• TASK STATEMENT
Omit the pictures, then reproduce every remaining record exactly.

>>>>

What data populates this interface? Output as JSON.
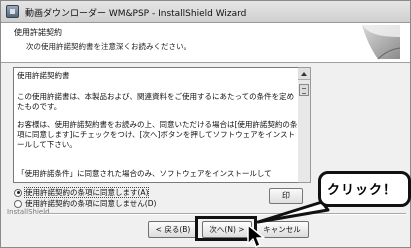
{
  "window": {
    "title": "動画ダウンローダー WM&PSP - InstallShield Wizard"
  },
  "header": {
    "title": "使用許諾契約",
    "subtitle": "次の使用許諾契約書を注意深くお読みください。"
  },
  "license": {
    "heading": "使用許諾契約書",
    "paragraph1": "この使用許諾書は、本製品および、関連資料をご使用するにあたっての条件を定めたものです。",
    "paragraph2": "お客様は、使用許諾契約書をお読みの上、同意いただける場合は[使用許諾契約の条項に同意します]にチェックをつけ、[次へ]ボタンを押してソフトウェアをインストールして下さい。",
    "paragraph3": "「使用許諾条件」に同意された場合のみ、ソフトウェアをインストールして"
  },
  "options": {
    "accept": "使用許諾契約の条項に同意します(A)",
    "decline": "使用許諾契約の条項に同意しません(D)",
    "selected": "accept"
  },
  "buttons": {
    "print": "印",
    "back": "< 戻る(B)",
    "next": "次へ(N) >",
    "cancel": "キャンセル"
  },
  "footer": {
    "brand": "InstallShield"
  },
  "annotation": {
    "callout": "クリック！"
  },
  "icons": {
    "window_icon": "installer-icon",
    "header_graphic": "folded-page-graphic",
    "cursor": "mouse-pointer-icon"
  }
}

<<<<

• TASK SOLUTION
What data populates this interface? Output as JSON.
{
  "window": {
    "title": "動画ダウンローダー WM&PSP - InstallShield Wizard"
  },
  "header": {
    "title": "使用許諾契約",
    "subtitle": "次の使用許諾契約書を注意深くお読みください。"
  },
  "license": {
    "heading": "使用許諾契約書",
    "paragraph1": "この使用許諾書は、本製品および、関連資料をご使用するにあたっての条件を定めたものです。",
    "paragraph2": "お客様は、使用許諾契約書をお読みの上、同意いただける場合は[使用許諾契約の条項に同意します]にチェックをつけ、[次へ]ボタンを押してソフトウェアをインストールして下さい。",
    "paragraph3": "「使用許諾条件」に同意された場合のみ、ソフトウェアをインストールして"
  },
  "options": {
    "accept": "使用許諾契約の条項に同意します(A)",
    "decline": "使用許諾契約の条項に同意しません(D)",
    "selected": "accept"
  },
  "buttons": {
    "print": "印",
    "back": "< 戻る(B)",
    "next": "次へ(N) >",
    "cancel": "キャンセル"
  },
  "footer": {
    "brand": "InstallShield"
  },
  "annotation": {
    "callout": "クリック！"
  },
  "icons": {
    "window_icon": "installer-icon",
    "header_graphic": "folded-page-graphic",
    "cursor": "mouse-pointer-icon"
  }
}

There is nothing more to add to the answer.